SHORT EXERCISE: Which lines below hold the word "title"? Report each one.

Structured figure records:
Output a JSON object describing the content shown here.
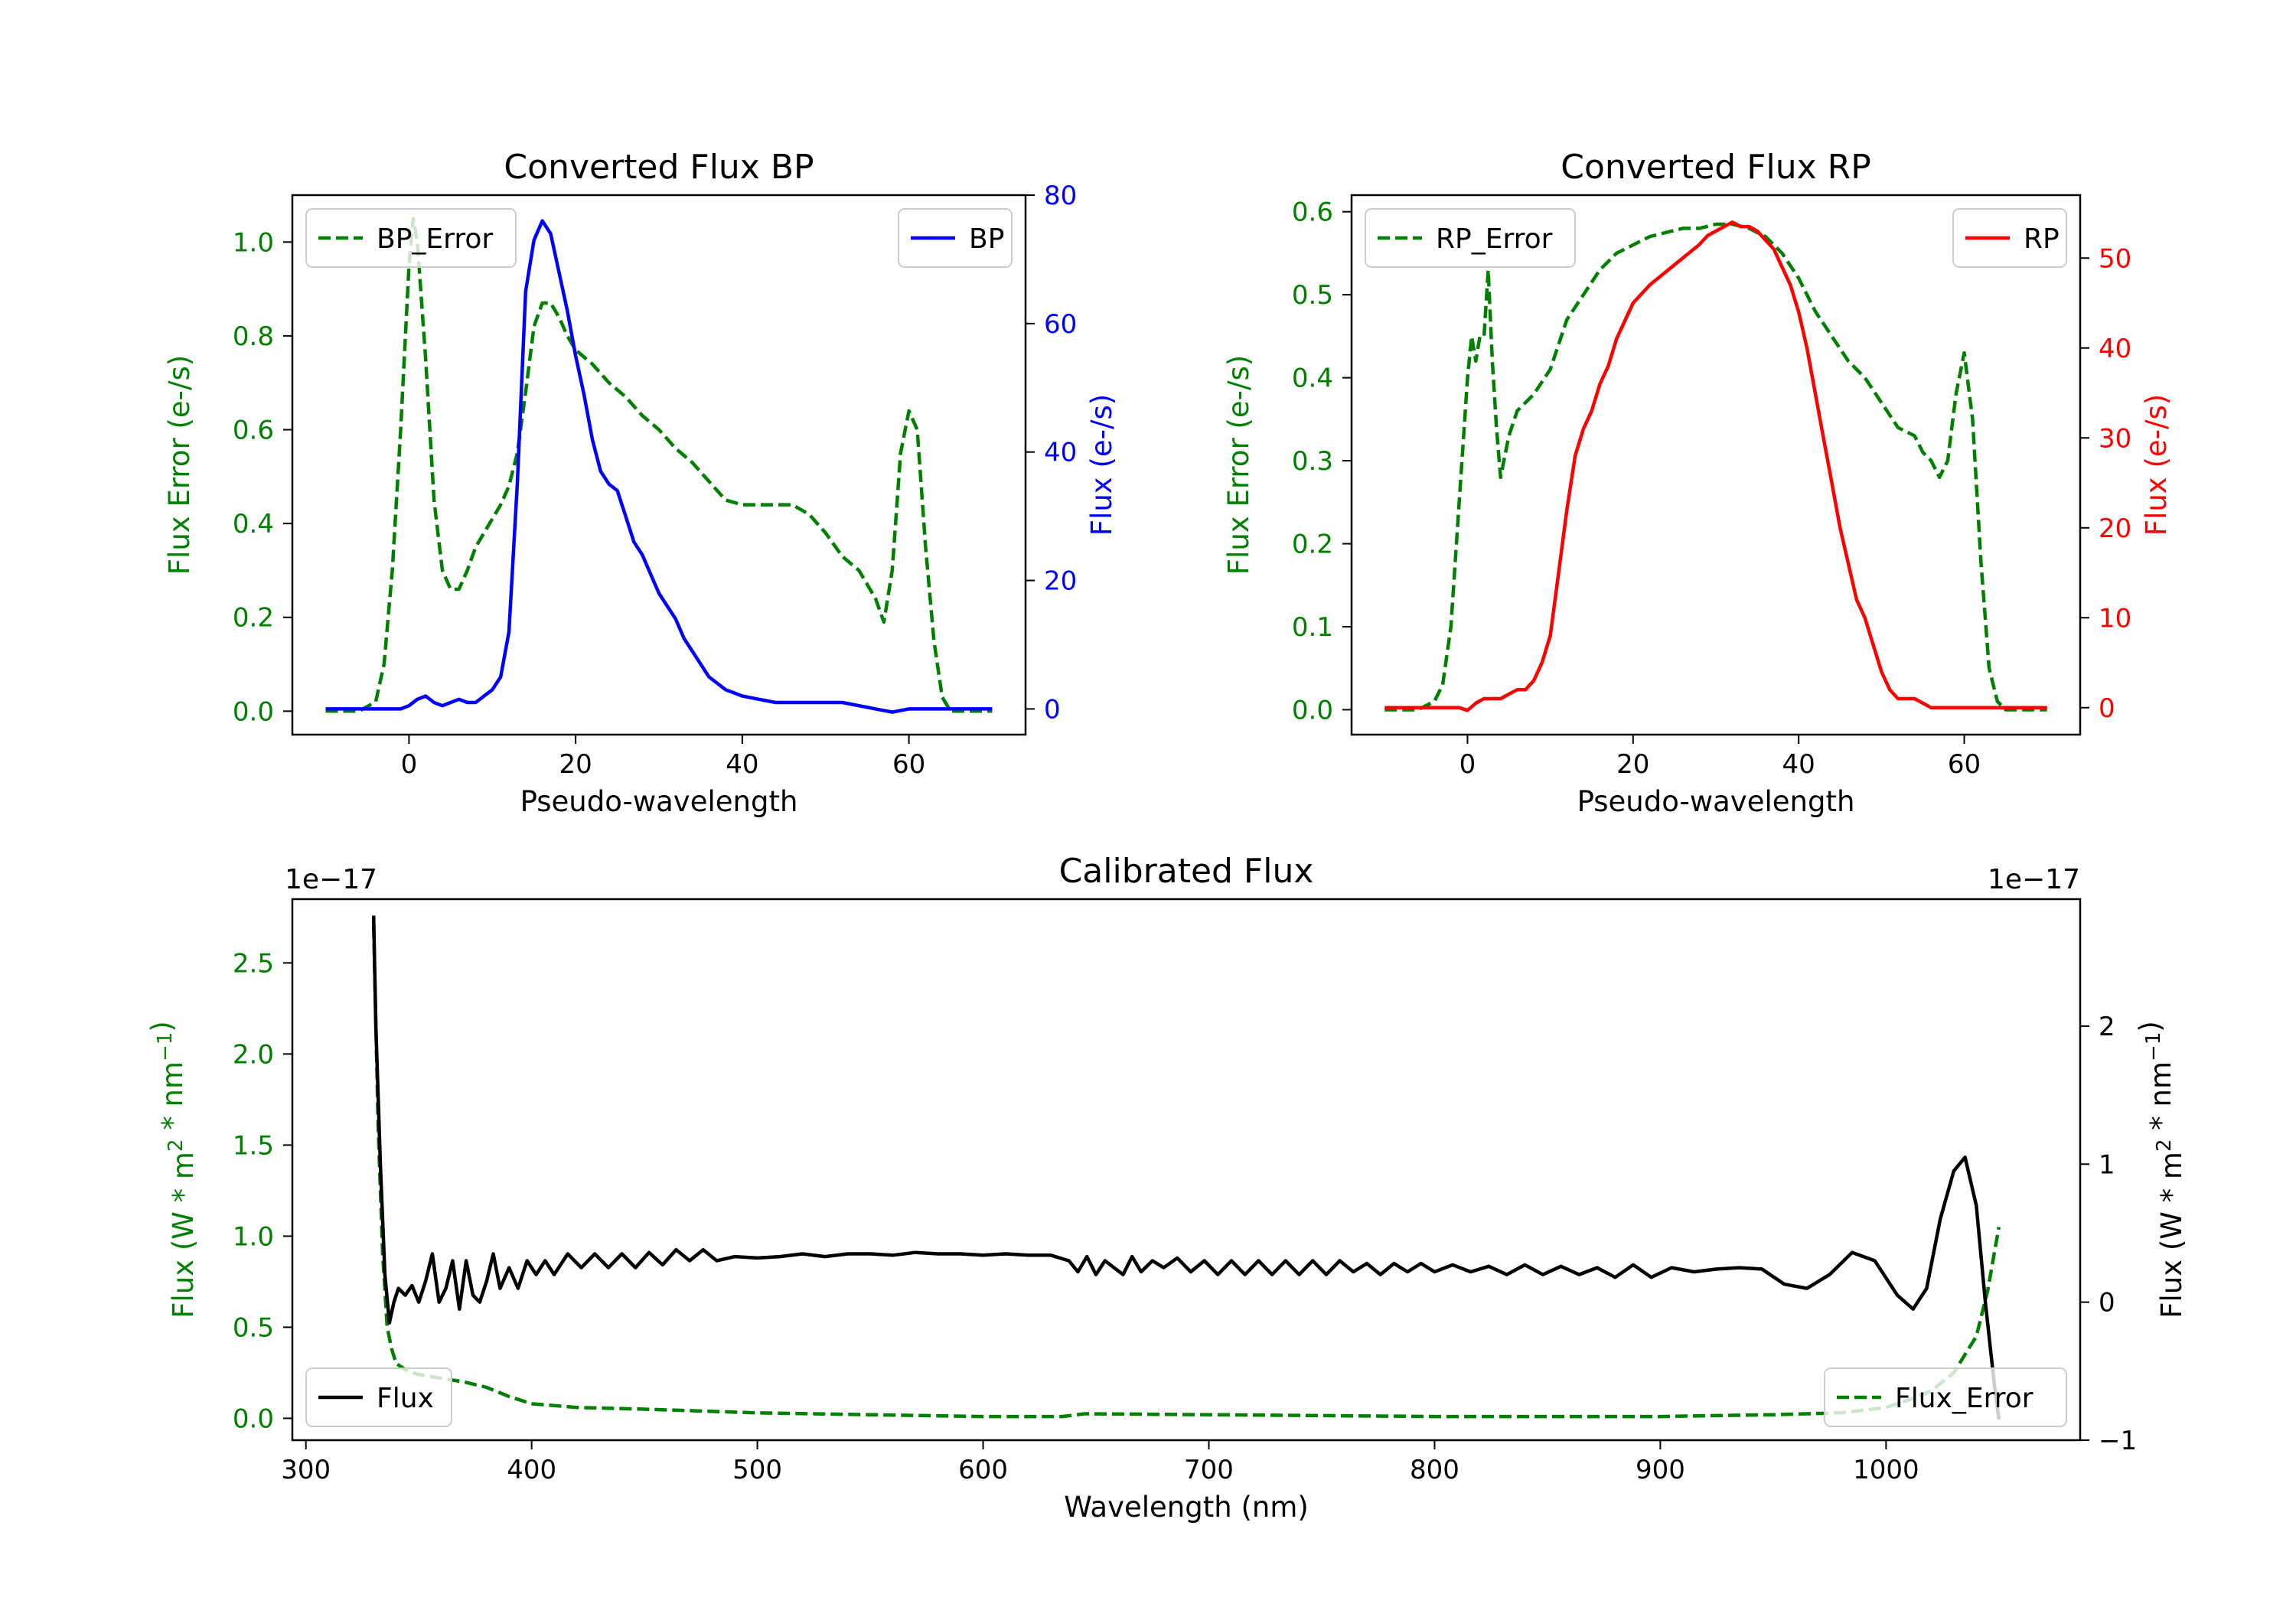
{
  "chart_data": [
    {
      "type": "line",
      "title": "Converted Flux BP",
      "xlabel": "Pseudo-wavelength",
      "ylabel_left": "Flux Error (e-/s)",
      "ylabel_right": "Flux (e-/s)",
      "xlim": [
        -14,
        74
      ],
      "ylim_left": [
        -0.05,
        1.1
      ],
      "ylim_right": [
        -4,
        80
      ],
      "xticks": [
        0,
        20,
        40,
        60
      ],
      "yticks_left": [
        0.0,
        0.2,
        0.4,
        0.6,
        0.8,
        1.0
      ],
      "yticks_right": [
        0,
        20,
        40,
        60,
        80
      ],
      "colors": {
        "left": "#008000",
        "right": "#0000ff"
      },
      "series": [
        {
          "name": "BP_Error",
          "axis": "left",
          "style": "dashed",
          "color": "#008000",
          "x": [
            -10,
            -6,
            -4,
            -3,
            -2,
            -1,
            0,
            0.5,
            1,
            2,
            3,
            4,
            5,
            6,
            7,
            8,
            9,
            10,
            11,
            12,
            13,
            14,
            15,
            16,
            17,
            18,
            19,
            20,
            22,
            24,
            26,
            28,
            30,
            32,
            34,
            36,
            38,
            40,
            42,
            44,
            46,
            48,
            50,
            52,
            54,
            56,
            57,
            58,
            59,
            60,
            61,
            62,
            63,
            64,
            65,
            67,
            70
          ],
          "y": [
            0.0,
            0.0,
            0.02,
            0.1,
            0.3,
            0.6,
            0.95,
            1.05,
            1.0,
            0.75,
            0.45,
            0.3,
            0.26,
            0.26,
            0.3,
            0.35,
            0.38,
            0.41,
            0.44,
            0.48,
            0.55,
            0.68,
            0.82,
            0.87,
            0.87,
            0.84,
            0.8,
            0.77,
            0.74,
            0.7,
            0.67,
            0.63,
            0.6,
            0.56,
            0.53,
            0.49,
            0.45,
            0.44,
            0.44,
            0.44,
            0.44,
            0.42,
            0.38,
            0.33,
            0.3,
            0.24,
            0.19,
            0.3,
            0.55,
            0.64,
            0.6,
            0.35,
            0.15,
            0.03,
            0.0,
            0.0,
            0.0
          ]
        },
        {
          "name": "BP",
          "axis": "right",
          "style": "solid",
          "color": "#0000ff",
          "x": [
            -10,
            -6,
            -3,
            -1,
            0,
            1,
            2,
            3,
            4,
            5,
            6,
            7,
            8,
            9,
            10,
            11,
            12,
            13,
            14,
            15,
            16,
            17,
            18,
            19,
            20,
            21,
            22,
            23,
            24,
            25,
            26,
            27,
            28,
            29,
            30,
            31,
            32,
            33,
            34,
            35,
            36,
            37,
            38,
            39,
            40,
            42,
            44,
            46,
            48,
            50,
            52,
            54,
            56,
            58,
            60,
            62,
            65,
            70
          ],
          "y": [
            0,
            0,
            0,
            0,
            0.5,
            1.5,
            2,
            1,
            0.5,
            1,
            1.5,
            1,
            1,
            2,
            3,
            5,
            12,
            35,
            65,
            73,
            76,
            74,
            68,
            62,
            55,
            49,
            42,
            37,
            35,
            34,
            30,
            26,
            24,
            21,
            18,
            16,
            14,
            11,
            9,
            7,
            5,
            4,
            3,
            2.5,
            2,
            1.5,
            1,
            1,
            1,
            1,
            1,
            0.5,
            0,
            -0.5,
            0,
            0,
            0,
            0
          ]
        }
      ],
      "legend": [
        {
          "label": "BP_Error",
          "position": "upper left"
        },
        {
          "label": "BP",
          "position": "upper right"
        }
      ]
    },
    {
      "type": "line",
      "title": "Converted Flux RP",
      "xlabel": "Pseudo-wavelength",
      "ylabel_left": "Flux Error (e-/s)",
      "ylabel_right": "Flux (e-/s)",
      "xlim": [
        -14,
        74
      ],
      "ylim_left": [
        -0.03,
        0.62
      ],
      "ylim_right": [
        -3,
        57
      ],
      "xticks": [
        0,
        20,
        40,
        60
      ],
      "yticks_left": [
        0.0,
        0.1,
        0.2,
        0.3,
        0.4,
        0.5,
        0.6
      ],
      "yticks_right": [
        0,
        10,
        20,
        30,
        40,
        50
      ],
      "colors": {
        "left": "#008000",
        "right": "#ff0000"
      },
      "series": [
        {
          "name": "RP_Error",
          "axis": "left",
          "style": "dashed",
          "color": "#008000",
          "x": [
            -10,
            -6,
            -4,
            -3,
            -2,
            -1,
            0,
            0.5,
            1,
            1.5,
            2,
            2.5,
            3,
            3.5,
            4,
            5,
            6,
            8,
            10,
            12,
            14,
            16,
            18,
            20,
            22,
            24,
            26,
            28,
            30,
            32,
            34,
            36,
            38,
            40,
            42,
            44,
            46,
            48,
            50,
            52,
            54,
            55,
            56,
            57,
            58,
            59,
            60,
            61,
            62,
            63,
            64,
            65,
            70
          ],
          "y": [
            0.0,
            0.0,
            0.01,
            0.03,
            0.1,
            0.25,
            0.4,
            0.45,
            0.42,
            0.45,
            0.45,
            0.53,
            0.42,
            0.34,
            0.28,
            0.33,
            0.36,
            0.38,
            0.41,
            0.47,
            0.5,
            0.53,
            0.55,
            0.56,
            0.57,
            0.575,
            0.58,
            0.58,
            0.585,
            0.585,
            0.58,
            0.57,
            0.55,
            0.52,
            0.48,
            0.45,
            0.42,
            0.4,
            0.37,
            0.34,
            0.33,
            0.31,
            0.3,
            0.28,
            0.3,
            0.38,
            0.43,
            0.35,
            0.18,
            0.05,
            0.01,
            0.0,
            0.0
          ]
        },
        {
          "name": "RP",
          "axis": "right",
          "style": "solid",
          "color": "#ff0000",
          "x": [
            -10,
            -6,
            -3,
            -1,
            0,
            1,
            2,
            3,
            4,
            5,
            6,
            7,
            8,
            9,
            10,
            11,
            12,
            13,
            14,
            15,
            16,
            17,
            18,
            19,
            20,
            22,
            24,
            26,
            28,
            29,
            30,
            31,
            32,
            33,
            34,
            35,
            36,
            37,
            38,
            39,
            40,
            41,
            42,
            43,
            44,
            45,
            46,
            47,
            48,
            49,
            50,
            51,
            52,
            53,
            54,
            55,
            56,
            58,
            60,
            62,
            65,
            70
          ],
          "y": [
            0,
            0,
            0,
            0,
            -0.3,
            0.5,
            1,
            1,
            1,
            1.5,
            2,
            2,
            3,
            5,
            8,
            15,
            22,
            28,
            31,
            33,
            36,
            38,
            41,
            43,
            45,
            47,
            48.5,
            50,
            51.5,
            52.5,
            53,
            53.5,
            54,
            53.5,
            53.5,
            53,
            52,
            51,
            49,
            47,
            44,
            40,
            35,
            30,
            25,
            20,
            16,
            12,
            10,
            7,
            4,
            2,
            1,
            1,
            1,
            0.5,
            0,
            0,
            0,
            0,
            0,
            0
          ]
        }
      ],
      "legend": [
        {
          "label": "RP_Error",
          "position": "upper left"
        },
        {
          "label": "RP",
          "position": "upper right"
        }
      ]
    },
    {
      "type": "line",
      "title": "Calibrated Flux",
      "xlabel": "Wavelength (nm)",
      "ylabel_left": "Flux (W * m2 * nm-1)",
      "ylabel_right": "Flux (W * m2 * nm-1)",
      "offset_left": "1e−17",
      "offset_right": "1e−17",
      "xlim": [
        294,
        1086
      ],
      "ylim_left": [
        -0.12,
        2.85
      ],
      "ylim_right": [
        -1.0,
        2.92
      ],
      "xticks": [
        300,
        400,
        500,
        600,
        700,
        800,
        900,
        1000
      ],
      "yticks_left": [
        0.0,
        0.5,
        1.0,
        1.5,
        2.0,
        2.5
      ],
      "yticks_right": [
        -1,
        0,
        1,
        2
      ],
      "colors": {
        "left": "#008000",
        "right": "#000000"
      },
      "series": [
        {
          "name": "Flux_Error",
          "axis": "left",
          "style": "dashed",
          "color": "#008000",
          "x": [
            330,
            332,
            334,
            336,
            338,
            340,
            345,
            350,
            360,
            370,
            380,
            390,
            400,
            420,
            450,
            500,
            550,
            600,
            635,
            645,
            700,
            800,
            900,
            950,
            980,
            1000,
            1010,
            1020,
            1030,
            1040,
            1045,
            1050
          ],
          "y": [
            2.7,
            1.6,
            0.9,
            0.5,
            0.38,
            0.3,
            0.26,
            0.24,
            0.22,
            0.2,
            0.17,
            0.12,
            0.08,
            0.06,
            0.05,
            0.03,
            0.02,
            0.01,
            0.01,
            0.025,
            0.02,
            0.01,
            0.01,
            0.02,
            0.03,
            0.06,
            0.1,
            0.15,
            0.25,
            0.45,
            0.7,
            1.05
          ]
        },
        {
          "name": "Flux",
          "axis": "right",
          "style": "solid",
          "color": "#000000",
          "x": [
            330,
            331,
            333,
            335,
            337,
            339,
            341,
            344,
            347,
            350,
            353,
            356,
            359,
            362,
            365,
            368,
            371,
            374,
            377,
            380,
            383,
            386,
            390,
            394,
            398,
            402,
            406,
            410,
            416,
            422,
            428,
            434,
            440,
            446,
            452,
            458,
            464,
            470,
            476,
            482,
            490,
            500,
            510,
            520,
            530,
            540,
            550,
            560,
            570,
            580,
            590,
            600,
            610,
            620,
            630,
            638,
            642,
            646,
            650,
            654,
            658,
            662,
            666,
            670,
            675,
            680,
            686,
            692,
            698,
            704,
            710,
            716,
            722,
            728,
            734,
            740,
            746,
            752,
            758,
            764,
            770,
            776,
            782,
            788,
            794,
            800,
            808,
            816,
            824,
            832,
            840,
            848,
            856,
            864,
            872,
            880,
            888,
            896,
            905,
            915,
            925,
            935,
            945,
            955,
            965,
            975,
            985,
            995,
            1005,
            1012,
            1018,
            1024,
            1030,
            1035,
            1040,
            1044,
            1048,
            1050
          ],
          "y": [
            2.8,
            2.0,
            1.0,
            0.2,
            -0.15,
            0.0,
            0.1,
            0.05,
            0.12,
            0.0,
            0.15,
            0.35,
            0.0,
            0.1,
            0.3,
            -0.05,
            0.3,
            0.05,
            0.0,
            0.15,
            0.35,
            0.1,
            0.25,
            0.1,
            0.3,
            0.2,
            0.3,
            0.2,
            0.35,
            0.25,
            0.35,
            0.25,
            0.35,
            0.25,
            0.36,
            0.27,
            0.38,
            0.3,
            0.38,
            0.3,
            0.33,
            0.32,
            0.33,
            0.35,
            0.33,
            0.35,
            0.35,
            0.34,
            0.36,
            0.35,
            0.35,
            0.34,
            0.35,
            0.34,
            0.34,
            0.3,
            0.22,
            0.33,
            0.2,
            0.3,
            0.25,
            0.2,
            0.33,
            0.22,
            0.3,
            0.25,
            0.32,
            0.22,
            0.3,
            0.2,
            0.3,
            0.2,
            0.3,
            0.2,
            0.3,
            0.2,
            0.3,
            0.2,
            0.3,
            0.22,
            0.28,
            0.2,
            0.28,
            0.22,
            0.28,
            0.22,
            0.27,
            0.22,
            0.26,
            0.2,
            0.27,
            0.2,
            0.26,
            0.2,
            0.25,
            0.18,
            0.27,
            0.18,
            0.25,
            0.22,
            0.24,
            0.25,
            0.24,
            0.13,
            0.1,
            0.2,
            0.36,
            0.3,
            0.05,
            -0.05,
            0.1,
            0.6,
            0.95,
            1.05,
            0.7,
            0.0,
            -0.6,
            -0.85
          ]
        }
      ],
      "legend": [
        {
          "label": "Flux",
          "position": "lower left"
        },
        {
          "label": "Flux_Error",
          "position": "lower right"
        }
      ]
    }
  ]
}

ANSWER TO THE TASK:
      "title": "Converted Flux BP",
      "title": "Converted Flux RP",
      "title": "Calibrated Flux",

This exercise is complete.